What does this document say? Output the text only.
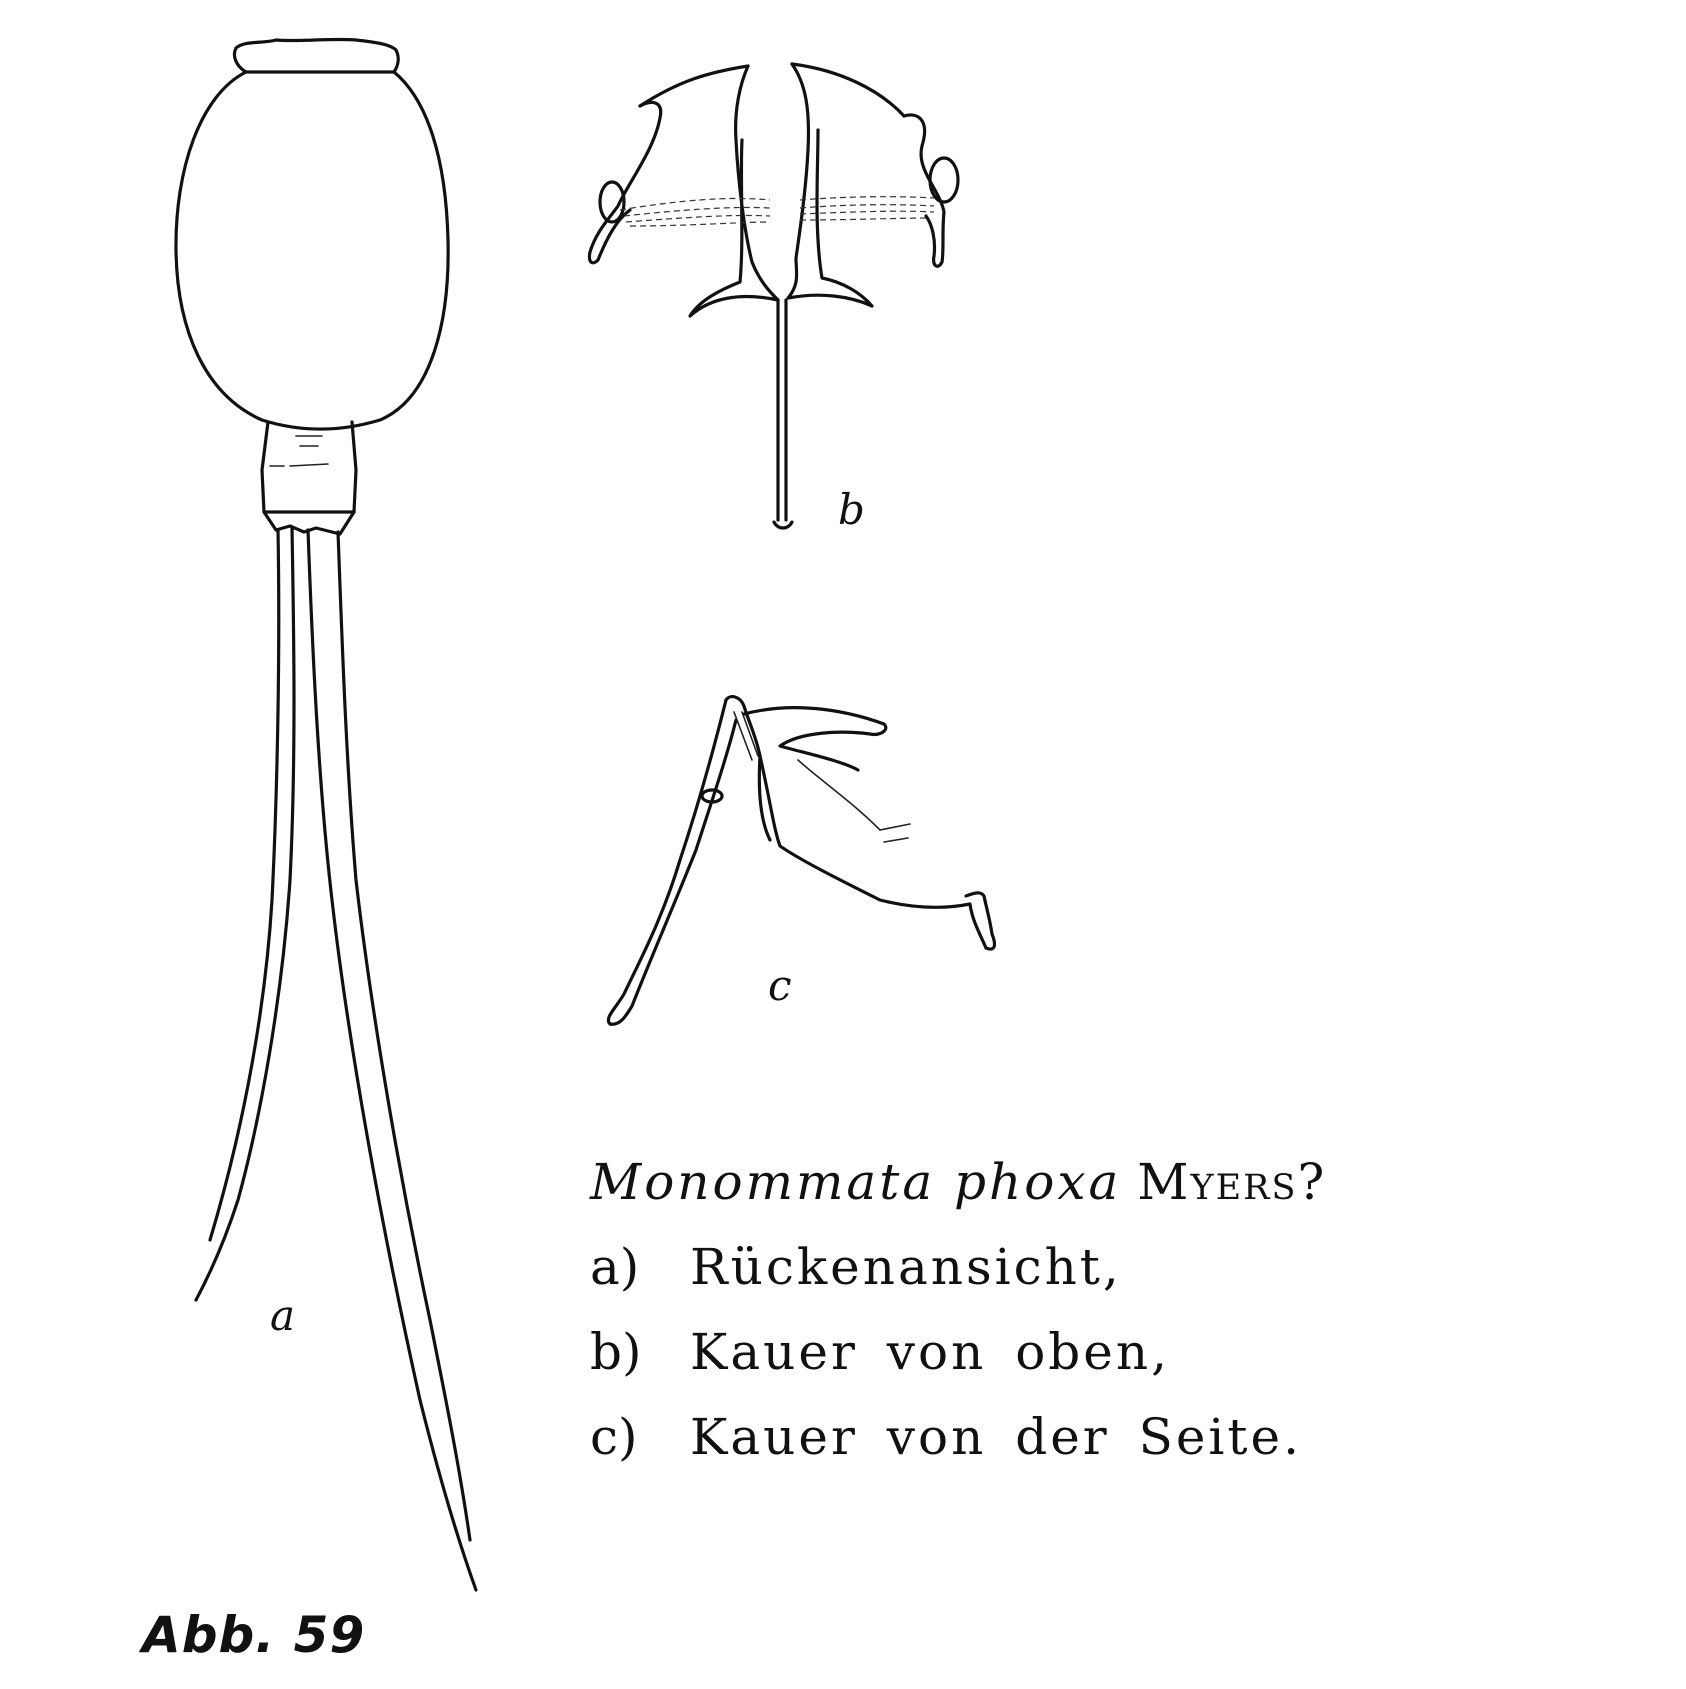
a
b
c
Abb. 59
Monommata phoxa Myers?
a) Rückenansicht,
b) Kauer von oben,
c) Kauer von der Seite.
----
■ **SHORT EXERCISE**: Go through the listing above and write it out again exactly, dropping the pictures.

■ **TASK ANSWER**:
What does this document say? Output the text only.
a
b
c
Abb. 59
Monommata phoxa Myers?
a) Rückenansicht,
b) Kauer von oben,
c) Kauer von der Seite.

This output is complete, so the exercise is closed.